Produce an exact copy of all the records.
**** Entries shown
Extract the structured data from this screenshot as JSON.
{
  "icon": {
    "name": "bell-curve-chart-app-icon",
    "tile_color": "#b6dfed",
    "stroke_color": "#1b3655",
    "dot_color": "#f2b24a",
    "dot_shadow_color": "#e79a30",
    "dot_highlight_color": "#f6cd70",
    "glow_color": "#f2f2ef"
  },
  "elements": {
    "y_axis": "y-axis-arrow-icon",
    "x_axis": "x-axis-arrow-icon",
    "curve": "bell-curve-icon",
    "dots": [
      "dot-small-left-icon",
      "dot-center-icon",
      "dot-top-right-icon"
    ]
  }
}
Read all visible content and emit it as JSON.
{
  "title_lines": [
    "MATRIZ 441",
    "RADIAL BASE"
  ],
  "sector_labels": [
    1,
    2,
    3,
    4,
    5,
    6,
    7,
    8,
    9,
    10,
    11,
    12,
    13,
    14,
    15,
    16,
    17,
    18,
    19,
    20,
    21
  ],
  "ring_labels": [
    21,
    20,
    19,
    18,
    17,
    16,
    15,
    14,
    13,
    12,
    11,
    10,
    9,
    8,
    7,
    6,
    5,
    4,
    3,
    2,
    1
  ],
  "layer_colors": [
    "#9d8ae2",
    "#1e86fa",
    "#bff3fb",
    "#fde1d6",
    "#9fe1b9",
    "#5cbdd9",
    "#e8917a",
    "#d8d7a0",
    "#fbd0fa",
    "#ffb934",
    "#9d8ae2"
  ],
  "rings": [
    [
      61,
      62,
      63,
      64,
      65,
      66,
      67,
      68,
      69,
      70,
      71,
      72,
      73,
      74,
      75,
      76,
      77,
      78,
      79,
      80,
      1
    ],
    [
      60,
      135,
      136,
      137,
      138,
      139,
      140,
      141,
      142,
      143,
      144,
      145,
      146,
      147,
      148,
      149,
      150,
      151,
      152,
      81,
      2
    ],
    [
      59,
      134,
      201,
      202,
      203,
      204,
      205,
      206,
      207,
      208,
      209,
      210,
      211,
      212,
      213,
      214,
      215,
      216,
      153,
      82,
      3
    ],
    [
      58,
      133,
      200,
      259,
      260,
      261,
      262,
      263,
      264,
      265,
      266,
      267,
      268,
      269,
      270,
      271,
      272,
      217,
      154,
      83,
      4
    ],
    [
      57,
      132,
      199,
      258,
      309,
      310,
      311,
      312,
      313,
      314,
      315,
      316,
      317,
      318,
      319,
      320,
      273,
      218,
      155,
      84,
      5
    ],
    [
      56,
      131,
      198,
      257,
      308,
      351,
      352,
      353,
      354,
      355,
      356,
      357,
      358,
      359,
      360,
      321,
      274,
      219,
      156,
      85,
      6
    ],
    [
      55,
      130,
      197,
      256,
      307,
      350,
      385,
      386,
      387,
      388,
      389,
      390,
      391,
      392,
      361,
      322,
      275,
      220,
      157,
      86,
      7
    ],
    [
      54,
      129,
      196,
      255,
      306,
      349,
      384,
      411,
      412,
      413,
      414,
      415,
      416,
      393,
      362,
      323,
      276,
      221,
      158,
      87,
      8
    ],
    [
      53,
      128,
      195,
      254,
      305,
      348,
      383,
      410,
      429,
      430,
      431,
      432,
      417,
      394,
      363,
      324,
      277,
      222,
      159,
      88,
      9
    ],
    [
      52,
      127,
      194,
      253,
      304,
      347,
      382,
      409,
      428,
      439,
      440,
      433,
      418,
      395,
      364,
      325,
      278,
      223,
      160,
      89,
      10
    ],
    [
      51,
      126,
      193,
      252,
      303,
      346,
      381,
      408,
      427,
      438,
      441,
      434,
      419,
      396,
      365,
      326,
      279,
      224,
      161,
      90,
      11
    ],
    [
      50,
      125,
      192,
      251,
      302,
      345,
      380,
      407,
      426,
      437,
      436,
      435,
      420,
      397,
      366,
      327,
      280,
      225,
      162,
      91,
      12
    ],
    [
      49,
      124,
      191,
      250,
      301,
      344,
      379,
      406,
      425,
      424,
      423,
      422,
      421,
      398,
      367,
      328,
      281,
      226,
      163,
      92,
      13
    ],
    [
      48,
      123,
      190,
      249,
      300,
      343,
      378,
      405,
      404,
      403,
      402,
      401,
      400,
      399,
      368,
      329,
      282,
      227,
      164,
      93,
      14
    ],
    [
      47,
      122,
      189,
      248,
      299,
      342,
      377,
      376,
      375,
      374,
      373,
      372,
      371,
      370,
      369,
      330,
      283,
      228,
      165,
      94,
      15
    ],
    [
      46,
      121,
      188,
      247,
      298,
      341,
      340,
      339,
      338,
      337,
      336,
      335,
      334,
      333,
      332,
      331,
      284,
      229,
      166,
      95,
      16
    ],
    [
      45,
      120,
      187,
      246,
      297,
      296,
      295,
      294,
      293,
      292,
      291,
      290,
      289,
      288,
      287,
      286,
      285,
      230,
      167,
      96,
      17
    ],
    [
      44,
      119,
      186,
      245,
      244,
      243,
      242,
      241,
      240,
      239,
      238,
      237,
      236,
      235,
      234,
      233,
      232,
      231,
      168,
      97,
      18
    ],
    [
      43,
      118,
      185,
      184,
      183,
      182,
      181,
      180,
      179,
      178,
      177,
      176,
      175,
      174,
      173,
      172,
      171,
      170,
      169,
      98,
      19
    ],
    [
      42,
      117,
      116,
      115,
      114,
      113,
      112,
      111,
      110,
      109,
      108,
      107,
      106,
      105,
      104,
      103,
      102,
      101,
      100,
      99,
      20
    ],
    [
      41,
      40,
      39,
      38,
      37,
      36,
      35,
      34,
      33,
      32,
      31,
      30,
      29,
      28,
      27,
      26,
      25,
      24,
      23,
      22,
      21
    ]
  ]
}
********
◆ Output for this task:
Extract the structured data from this screenshot as JSON.
{
  "icon": {
    "name": "bell-curve-chart-app-icon",
    "tile_color": "#b6dfed",
    "stroke_color": "#1b3655",
    "dot_color": "#f2b24a",
    "dot_shadow_color": "#e79a30",
    "dot_highlight_color": "#f6cd70",
    "glow_color": "#f2f2ef"
  },
  "elements": {
    "y_axis": "y-axis-arrow-icon",
    "x_axis": "x-axis-arrow-icon",
    "curve": "bell-curve-icon",
    "dots": [
      "dot-small-left-icon",
      "dot-center-icon",
      "dot-top-right-icon"
    ]
  }
}
Read all visible content and emit it as JSON.
{
  "title_lines": [
    "MATRIZ 441",
    "RADIAL BASE"
  ],
  "sector_labels": [
    1,
    2,
    3,
    4,
    5,
    6,
    7,
    8,
    9,
    10,
    11,
    12,
    13,
    14,
    15,
    16,
    17,
    18,
    19,
    20,
    21
  ],
  "ring_labels": [
    21,
    20,
    19,
    18,
    17,
    16,
    15,
    14,
    13,
    12,
    11,
    10,
    9,
    8,
    7,
    6,
    5,
    4,
    3,
    2,
    1
  ],
  "layer_colors": [
    "#9d8ae2",
    "#1e86fa",
    "#bff3fb",
    "#fde1d6",
    "#9fe1b9",
    "#5cbdd9",
    "#e8917a",
    "#d8d7a0",
    "#fbd0fa",
    "#ffb934",
    "#9d8ae2"
  ],
  "rings": [
    [
      61,
      62,
      63,
      64,
      65,
      66,
      67,
      68,
      69,
      70,
      71,
      72,
      73,
      74,
      75,
      76,
      77,
      78,
      79,
      80,
      1
    ],
    [
      60,
      135,
      136,
      137,
      138,
      139,
      140,
      141,
      142,
      143,
      144,
      145,
      146,
      147,
      148,
      149,
      150,
      151,
      152,
      81,
      2
    ],
    [
      59,
      134,
      201,
      202,
      203,
      204,
      205,
      206,
      207,
      208,
      209,
      210,
      211,
      212,
      213,
      214,
      215,
      216,
      153,
      82,
      3
    ],
    [
      58,
      133,
      200,
      259,
      260,
      261,
      262,
      263,
      264,
      265,
      266,
      267,
      268,
      269,
      270,
      271,
      272,
      217,
      154,
      83,
      4
    ],
    [
      57,
      132,
      199,
      258,
      309,
      310,
      311,
      312,
      313,
      314,
      315,
      316,
      317,
      318,
      319,
      320,
      273,
      218,
      155,
      84,
      5
    ],
    [
      56,
      131,
      198,
      257,
      308,
      351,
      352,
      353,
      354,
      355,
      356,
      357,
      358,
      359,
      360,
      321,
      274,
      219,
      156,
      85,
      6
    ],
    [
      55,
      130,
      197,
      256,
      307,
      350,
      385,
      386,
      387,
      388,
      389,
      390,
      391,
      392,
      361,
      322,
      275,
      220,
      157,
      86,
      7
    ],
    [
      54,
      129,
      196,
      255,
      306,
      349,
      384,
      411,
      412,
      413,
      414,
      415,
      416,
      393,
      362,
      323,
      276,
      221,
      158,
      87,
      8
    ],
    [
      53,
      128,
      195,
      254,
      305,
      348,
      383,
      410,
      429,
      430,
      431,
      432,
      417,
      394,
      363,
      324,
      277,
      222,
      159,
      88,
      9
    ],
    [
      52,
      127,
      194,
      253,
      304,
      347,
      382,
      409,
      428,
      439,
      440,
      433,
      418,
      395,
      364,
      325,
      278,
      223,
      160,
      89,
      10
    ],
    [
      51,
      126,
      193,
      252,
      303,
      346,
      381,
      408,
      427,
      438,
      441,
      434,
      419,
      396,
      365,
      326,
      279,
      224,
      161,
      90,
      11
    ],
    [
      50,
      125,
      192,
      251,
      302,
      345,
      380,
      407,
      426,
      437,
      436,
      435,
      420,
      397,
      366,
      327,
      280,
      225,
      162,
      91,
      12
    ],
    [
      49,
      124,
      191,
      250,
      301,
      344,
      379,
      406,
      425,
      424,
      423,
      422,
      421,
      398,
      367,
      328,
      281,
      226,
      163,
      92,
      13
    ],
    [
      48,
      123,
      190,
      249,
      300,
      343,
      378,
      405,
      404,
      403,
      402,
      401,
      400,
      399,
      368,
      329,
      282,
      227,
      164,
      93,
      14
    ],
    [
      47,
      122,
      189,
      248,
      299,
      342,
      377,
      376,
      375,
      374,
      373,
      372,
      371,
      370,
      369,
      330,
      283,
      228,
      165,
      94,
      15
    ],
    [
      46,
      121,
      188,
      247,
      298,
      341,
      340,
      339,
      338,
      337,
      336,
      335,
      334,
      333,
      332,
      331,
      284,
      229,
      166,
      95,
      16
    ],
    [
      45,
      120,
      187,
      246,
      297,
      296,
      295,
      294,
      293,
      292,
      291,
      290,
      289,
      288,
      287,
      286,
      285,
      230,
      167,
      96,
      17
    ],
    [
      44,
      119,
      186,
      245,
      244,
      243,
      242,
      241,
      240,
      239,
      238,
      237,
      236,
      235,
      234,
      233,
      232,
      231,
      168,
      97,
      18
    ],
    [
      43,
      118,
      185,
      184,
      183,
      182,
      181,
      180,
      179,
      178,
      177,
      176,
      175,
      174,
      173,
      172,
      171,
      170,
      169,
      98,
      19
    ],
    [
      42,
      117,
      116,
      115,
      114,
      113,
      112,
      111,
      110,
      109,
      108,
      107,
      106,
      105,
      104,
      103,
      102,
      101,
      100,
      99,
      20
    ],
    [
      41,
      40,
      39,
      38,
      37,
      36,
      35,
      34,
      33,
      32,
      31,
      30,
      29,
      28,
      27,
      26,
      25,
      24,
      23,
      22,
      21
    ]
  ]
}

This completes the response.